| THE INPUT |
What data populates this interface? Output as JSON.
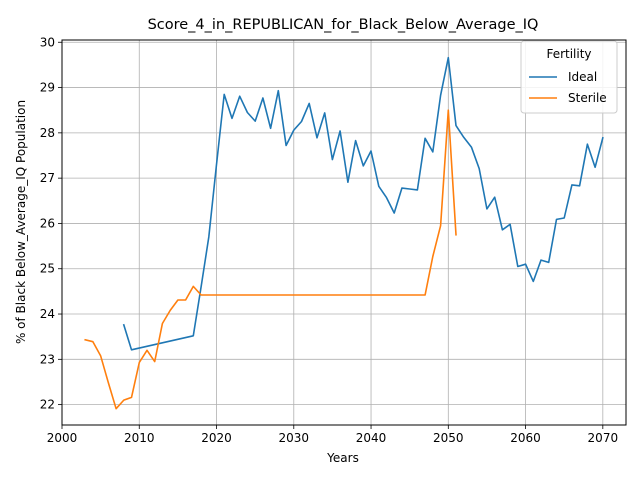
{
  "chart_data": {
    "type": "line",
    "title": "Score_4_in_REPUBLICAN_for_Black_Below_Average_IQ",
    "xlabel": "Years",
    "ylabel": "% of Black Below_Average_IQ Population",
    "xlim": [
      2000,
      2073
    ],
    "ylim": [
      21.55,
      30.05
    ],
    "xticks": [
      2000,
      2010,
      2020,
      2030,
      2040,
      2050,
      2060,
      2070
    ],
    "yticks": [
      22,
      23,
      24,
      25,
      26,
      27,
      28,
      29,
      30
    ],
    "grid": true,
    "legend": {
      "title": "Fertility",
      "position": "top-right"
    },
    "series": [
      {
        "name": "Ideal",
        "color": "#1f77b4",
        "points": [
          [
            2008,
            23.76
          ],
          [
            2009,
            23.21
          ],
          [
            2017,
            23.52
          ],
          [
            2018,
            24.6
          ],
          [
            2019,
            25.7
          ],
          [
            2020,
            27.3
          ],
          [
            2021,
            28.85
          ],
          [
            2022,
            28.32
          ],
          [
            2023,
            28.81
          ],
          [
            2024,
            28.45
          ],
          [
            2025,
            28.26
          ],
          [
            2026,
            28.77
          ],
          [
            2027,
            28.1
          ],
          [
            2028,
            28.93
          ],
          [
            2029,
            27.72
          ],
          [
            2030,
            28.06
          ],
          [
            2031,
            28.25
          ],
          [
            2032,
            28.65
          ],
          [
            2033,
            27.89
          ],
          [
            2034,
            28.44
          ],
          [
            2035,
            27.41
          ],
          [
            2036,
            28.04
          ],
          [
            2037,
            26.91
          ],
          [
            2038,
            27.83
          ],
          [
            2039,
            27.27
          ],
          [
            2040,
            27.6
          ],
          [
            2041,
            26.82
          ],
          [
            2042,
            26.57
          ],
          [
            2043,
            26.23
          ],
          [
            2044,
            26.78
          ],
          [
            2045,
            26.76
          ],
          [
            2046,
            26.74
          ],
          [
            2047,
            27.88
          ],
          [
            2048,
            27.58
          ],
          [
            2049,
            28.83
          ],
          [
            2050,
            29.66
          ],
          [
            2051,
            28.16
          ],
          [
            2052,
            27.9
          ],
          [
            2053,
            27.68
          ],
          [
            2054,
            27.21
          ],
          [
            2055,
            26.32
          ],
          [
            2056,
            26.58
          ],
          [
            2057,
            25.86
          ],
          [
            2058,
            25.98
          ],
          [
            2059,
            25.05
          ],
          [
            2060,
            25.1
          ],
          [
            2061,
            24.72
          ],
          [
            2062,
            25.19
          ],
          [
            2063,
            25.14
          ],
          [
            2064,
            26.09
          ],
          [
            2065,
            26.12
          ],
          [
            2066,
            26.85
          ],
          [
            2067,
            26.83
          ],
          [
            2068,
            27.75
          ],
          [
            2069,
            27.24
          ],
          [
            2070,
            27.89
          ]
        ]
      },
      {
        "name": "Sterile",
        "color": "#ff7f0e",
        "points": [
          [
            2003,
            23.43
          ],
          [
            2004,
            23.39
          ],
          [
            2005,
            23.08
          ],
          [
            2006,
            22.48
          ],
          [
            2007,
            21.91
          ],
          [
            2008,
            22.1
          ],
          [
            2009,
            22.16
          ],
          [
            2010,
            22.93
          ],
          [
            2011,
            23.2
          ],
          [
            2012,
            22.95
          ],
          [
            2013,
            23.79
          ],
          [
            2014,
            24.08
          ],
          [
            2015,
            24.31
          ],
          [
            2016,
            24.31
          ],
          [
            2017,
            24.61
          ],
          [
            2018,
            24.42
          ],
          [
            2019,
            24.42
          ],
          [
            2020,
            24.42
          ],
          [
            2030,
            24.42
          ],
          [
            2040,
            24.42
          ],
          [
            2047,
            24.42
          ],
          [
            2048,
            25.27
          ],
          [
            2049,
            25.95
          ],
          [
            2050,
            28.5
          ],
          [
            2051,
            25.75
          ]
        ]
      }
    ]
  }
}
---
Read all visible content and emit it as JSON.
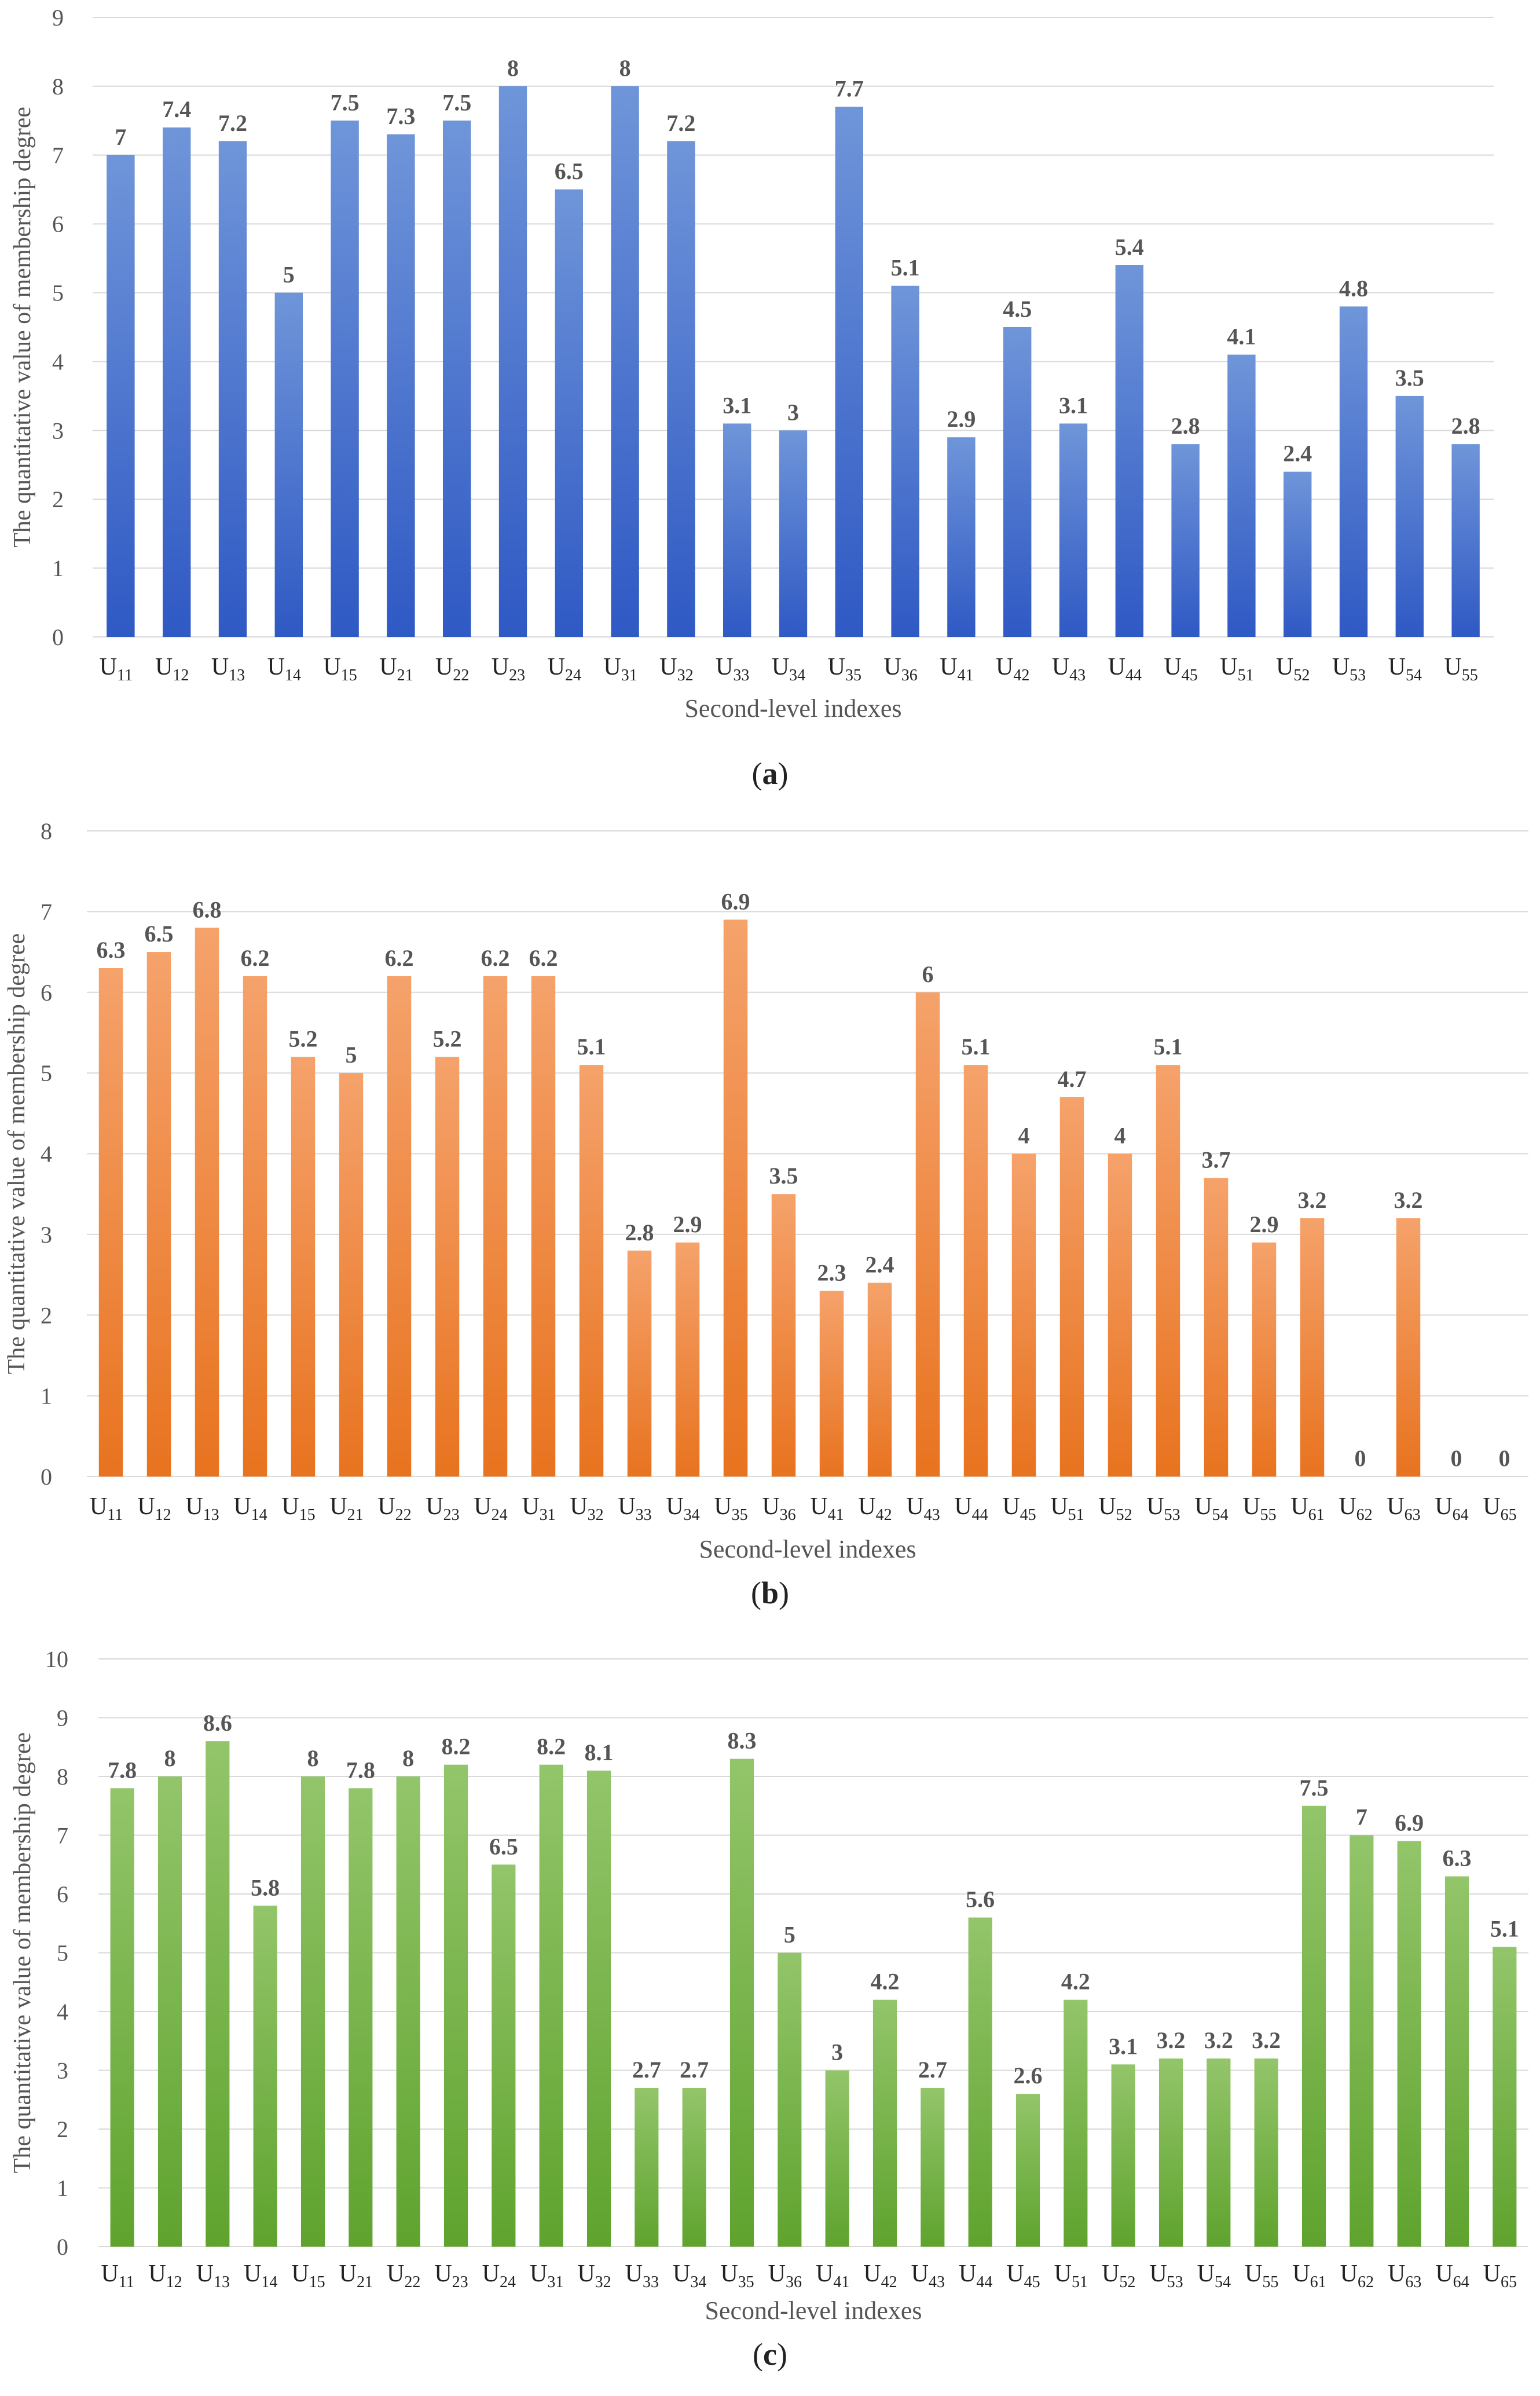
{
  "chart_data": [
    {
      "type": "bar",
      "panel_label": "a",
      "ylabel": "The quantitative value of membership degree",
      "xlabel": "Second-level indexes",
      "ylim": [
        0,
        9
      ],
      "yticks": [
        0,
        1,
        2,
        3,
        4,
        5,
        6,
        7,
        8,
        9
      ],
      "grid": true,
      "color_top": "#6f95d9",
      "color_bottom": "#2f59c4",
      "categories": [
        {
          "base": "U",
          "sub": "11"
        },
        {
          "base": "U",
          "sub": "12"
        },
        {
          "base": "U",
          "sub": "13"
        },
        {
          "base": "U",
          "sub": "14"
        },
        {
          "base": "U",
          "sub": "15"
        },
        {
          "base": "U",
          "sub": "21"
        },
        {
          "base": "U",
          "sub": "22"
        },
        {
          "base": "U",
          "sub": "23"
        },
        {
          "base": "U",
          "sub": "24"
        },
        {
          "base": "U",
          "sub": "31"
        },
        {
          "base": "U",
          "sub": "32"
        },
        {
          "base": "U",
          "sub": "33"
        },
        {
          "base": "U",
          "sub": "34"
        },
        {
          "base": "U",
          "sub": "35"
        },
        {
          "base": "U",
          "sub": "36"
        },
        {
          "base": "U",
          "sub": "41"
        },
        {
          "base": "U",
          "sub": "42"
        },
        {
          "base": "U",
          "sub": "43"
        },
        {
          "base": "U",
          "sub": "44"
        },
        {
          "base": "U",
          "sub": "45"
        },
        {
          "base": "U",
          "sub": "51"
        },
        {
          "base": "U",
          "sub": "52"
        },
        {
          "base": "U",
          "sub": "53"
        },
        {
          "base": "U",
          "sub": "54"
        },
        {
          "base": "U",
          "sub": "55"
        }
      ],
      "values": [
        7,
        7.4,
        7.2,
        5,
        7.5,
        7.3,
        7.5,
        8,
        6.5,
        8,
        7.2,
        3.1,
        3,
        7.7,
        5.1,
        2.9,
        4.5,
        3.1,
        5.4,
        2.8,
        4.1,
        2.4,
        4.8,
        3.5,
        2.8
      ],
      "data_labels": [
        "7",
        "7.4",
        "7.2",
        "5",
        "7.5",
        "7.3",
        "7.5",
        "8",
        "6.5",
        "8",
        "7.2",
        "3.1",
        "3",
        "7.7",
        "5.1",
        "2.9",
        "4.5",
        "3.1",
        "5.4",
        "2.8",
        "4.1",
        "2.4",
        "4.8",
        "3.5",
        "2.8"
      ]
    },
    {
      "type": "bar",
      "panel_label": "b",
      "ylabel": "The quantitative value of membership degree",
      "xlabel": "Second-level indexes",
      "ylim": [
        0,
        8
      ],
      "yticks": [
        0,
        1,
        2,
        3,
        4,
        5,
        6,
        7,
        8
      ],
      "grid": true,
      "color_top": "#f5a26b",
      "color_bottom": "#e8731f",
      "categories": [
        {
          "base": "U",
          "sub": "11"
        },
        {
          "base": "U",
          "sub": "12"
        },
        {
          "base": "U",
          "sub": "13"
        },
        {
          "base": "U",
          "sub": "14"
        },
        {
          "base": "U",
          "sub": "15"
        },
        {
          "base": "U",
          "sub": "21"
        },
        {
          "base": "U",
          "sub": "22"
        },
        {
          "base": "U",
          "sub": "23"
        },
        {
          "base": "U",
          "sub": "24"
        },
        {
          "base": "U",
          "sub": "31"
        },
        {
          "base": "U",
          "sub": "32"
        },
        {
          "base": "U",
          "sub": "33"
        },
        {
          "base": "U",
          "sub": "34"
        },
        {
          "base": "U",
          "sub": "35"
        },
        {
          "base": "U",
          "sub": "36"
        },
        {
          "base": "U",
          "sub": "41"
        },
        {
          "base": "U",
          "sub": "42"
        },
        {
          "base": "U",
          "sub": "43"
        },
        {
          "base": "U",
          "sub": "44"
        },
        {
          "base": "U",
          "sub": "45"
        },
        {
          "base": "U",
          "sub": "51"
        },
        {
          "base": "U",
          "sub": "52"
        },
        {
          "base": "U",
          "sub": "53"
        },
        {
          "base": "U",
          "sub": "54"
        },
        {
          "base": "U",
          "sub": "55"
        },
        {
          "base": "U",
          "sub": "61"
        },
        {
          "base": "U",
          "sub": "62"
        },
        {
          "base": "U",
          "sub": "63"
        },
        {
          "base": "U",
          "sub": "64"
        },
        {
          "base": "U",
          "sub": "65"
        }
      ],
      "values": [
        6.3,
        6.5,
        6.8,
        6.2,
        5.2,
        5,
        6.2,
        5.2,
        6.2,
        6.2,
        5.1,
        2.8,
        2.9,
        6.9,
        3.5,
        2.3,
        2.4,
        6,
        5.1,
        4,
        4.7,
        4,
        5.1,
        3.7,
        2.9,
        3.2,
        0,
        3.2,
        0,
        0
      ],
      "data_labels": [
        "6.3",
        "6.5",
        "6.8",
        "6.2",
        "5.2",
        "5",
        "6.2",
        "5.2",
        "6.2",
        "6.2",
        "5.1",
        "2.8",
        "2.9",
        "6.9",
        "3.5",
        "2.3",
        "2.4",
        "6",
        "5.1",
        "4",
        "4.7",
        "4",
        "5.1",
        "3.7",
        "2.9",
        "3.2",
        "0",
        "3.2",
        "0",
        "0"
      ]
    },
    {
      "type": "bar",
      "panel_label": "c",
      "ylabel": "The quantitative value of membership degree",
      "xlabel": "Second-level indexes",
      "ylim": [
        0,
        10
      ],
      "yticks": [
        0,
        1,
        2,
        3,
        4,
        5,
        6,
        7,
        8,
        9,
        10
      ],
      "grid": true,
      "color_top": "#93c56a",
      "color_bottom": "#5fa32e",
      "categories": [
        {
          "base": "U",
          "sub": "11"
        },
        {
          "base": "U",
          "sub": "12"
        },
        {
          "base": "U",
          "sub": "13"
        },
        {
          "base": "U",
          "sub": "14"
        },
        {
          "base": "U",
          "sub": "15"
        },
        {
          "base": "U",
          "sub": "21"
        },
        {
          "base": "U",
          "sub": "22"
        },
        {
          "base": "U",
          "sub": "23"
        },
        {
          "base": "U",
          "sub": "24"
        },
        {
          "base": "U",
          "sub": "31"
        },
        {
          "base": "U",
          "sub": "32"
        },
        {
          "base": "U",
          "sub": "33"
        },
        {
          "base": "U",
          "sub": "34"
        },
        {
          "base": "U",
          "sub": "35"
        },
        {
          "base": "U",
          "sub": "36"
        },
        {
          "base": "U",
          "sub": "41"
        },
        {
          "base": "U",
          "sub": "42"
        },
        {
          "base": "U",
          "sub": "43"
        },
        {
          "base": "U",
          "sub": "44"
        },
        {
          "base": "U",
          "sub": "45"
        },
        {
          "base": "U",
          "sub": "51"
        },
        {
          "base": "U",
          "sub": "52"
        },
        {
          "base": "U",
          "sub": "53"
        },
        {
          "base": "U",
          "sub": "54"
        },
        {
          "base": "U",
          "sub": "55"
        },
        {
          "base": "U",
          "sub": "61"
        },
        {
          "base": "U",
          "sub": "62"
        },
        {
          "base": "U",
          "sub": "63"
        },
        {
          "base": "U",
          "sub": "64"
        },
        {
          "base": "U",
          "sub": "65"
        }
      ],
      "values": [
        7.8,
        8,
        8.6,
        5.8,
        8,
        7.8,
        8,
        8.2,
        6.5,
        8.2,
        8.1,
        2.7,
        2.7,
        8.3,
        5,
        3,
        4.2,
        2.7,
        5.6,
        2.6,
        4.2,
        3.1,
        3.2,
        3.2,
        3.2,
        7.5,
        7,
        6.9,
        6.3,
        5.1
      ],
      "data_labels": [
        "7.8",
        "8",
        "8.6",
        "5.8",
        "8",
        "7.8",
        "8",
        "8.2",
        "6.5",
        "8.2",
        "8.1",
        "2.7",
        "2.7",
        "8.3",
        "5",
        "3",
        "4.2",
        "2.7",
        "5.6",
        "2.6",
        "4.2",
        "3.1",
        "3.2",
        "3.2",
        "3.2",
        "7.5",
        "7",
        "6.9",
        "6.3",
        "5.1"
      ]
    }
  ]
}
--
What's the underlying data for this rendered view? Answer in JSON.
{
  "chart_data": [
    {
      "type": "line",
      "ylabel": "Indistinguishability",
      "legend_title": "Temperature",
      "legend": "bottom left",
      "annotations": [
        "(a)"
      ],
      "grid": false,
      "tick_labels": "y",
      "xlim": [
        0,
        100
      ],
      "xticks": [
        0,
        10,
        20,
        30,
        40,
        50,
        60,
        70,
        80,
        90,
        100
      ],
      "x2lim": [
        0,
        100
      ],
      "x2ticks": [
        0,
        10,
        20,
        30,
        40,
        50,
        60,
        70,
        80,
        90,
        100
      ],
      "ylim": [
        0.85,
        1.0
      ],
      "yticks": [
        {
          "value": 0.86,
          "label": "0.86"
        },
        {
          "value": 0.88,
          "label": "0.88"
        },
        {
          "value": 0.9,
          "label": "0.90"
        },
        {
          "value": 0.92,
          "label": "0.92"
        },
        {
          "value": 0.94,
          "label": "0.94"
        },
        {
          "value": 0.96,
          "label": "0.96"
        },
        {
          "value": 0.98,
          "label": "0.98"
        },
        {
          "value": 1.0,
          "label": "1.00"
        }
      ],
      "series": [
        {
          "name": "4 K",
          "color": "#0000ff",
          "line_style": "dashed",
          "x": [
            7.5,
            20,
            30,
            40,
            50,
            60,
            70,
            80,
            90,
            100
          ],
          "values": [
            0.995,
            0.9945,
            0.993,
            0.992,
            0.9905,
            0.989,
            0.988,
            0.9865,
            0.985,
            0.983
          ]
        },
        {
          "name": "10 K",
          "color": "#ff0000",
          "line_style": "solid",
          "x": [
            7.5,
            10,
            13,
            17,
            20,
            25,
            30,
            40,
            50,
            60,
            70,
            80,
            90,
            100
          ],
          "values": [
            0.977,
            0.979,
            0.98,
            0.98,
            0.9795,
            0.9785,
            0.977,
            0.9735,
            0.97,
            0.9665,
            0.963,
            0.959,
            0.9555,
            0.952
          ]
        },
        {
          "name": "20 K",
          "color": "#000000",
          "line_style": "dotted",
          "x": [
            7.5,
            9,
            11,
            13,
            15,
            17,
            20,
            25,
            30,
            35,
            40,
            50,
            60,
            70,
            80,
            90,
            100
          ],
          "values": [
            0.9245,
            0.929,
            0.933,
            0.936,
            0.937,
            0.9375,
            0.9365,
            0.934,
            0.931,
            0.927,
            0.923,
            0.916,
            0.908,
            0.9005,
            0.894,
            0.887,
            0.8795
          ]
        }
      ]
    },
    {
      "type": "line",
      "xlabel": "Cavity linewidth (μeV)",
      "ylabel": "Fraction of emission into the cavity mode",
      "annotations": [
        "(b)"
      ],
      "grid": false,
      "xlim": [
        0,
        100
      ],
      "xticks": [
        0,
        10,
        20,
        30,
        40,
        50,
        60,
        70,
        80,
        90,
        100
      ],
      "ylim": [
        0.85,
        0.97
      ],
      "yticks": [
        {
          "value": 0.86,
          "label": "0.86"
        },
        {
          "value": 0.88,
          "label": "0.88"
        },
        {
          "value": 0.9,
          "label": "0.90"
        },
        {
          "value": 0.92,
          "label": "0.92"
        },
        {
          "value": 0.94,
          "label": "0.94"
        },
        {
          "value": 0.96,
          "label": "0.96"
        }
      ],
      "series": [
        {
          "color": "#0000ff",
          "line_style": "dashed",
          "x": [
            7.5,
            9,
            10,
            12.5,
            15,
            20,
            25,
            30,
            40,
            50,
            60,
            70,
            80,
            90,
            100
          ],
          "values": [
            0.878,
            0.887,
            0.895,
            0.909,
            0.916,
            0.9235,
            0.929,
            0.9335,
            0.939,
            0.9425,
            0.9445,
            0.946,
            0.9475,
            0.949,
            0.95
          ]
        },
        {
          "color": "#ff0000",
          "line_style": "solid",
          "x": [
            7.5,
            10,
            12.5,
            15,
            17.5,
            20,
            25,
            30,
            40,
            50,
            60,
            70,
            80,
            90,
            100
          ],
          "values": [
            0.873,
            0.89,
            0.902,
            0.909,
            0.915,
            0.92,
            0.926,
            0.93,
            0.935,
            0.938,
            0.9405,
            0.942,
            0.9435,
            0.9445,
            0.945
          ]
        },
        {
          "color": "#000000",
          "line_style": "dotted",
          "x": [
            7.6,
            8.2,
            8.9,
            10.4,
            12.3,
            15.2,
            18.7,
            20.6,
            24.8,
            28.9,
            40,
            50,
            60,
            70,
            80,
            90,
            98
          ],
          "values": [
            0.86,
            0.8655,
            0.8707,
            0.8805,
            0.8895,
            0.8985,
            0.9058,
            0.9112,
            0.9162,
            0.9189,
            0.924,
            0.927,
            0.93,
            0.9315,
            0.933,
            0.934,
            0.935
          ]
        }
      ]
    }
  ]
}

| GOAL |
Pull out each line holding the string "JSON".

| THE REPLY |
What data populates this interface? Output as JSON.
Read all visible content and emit it as JSON.
What's the underlying data for this rendered view? Answer in JSON.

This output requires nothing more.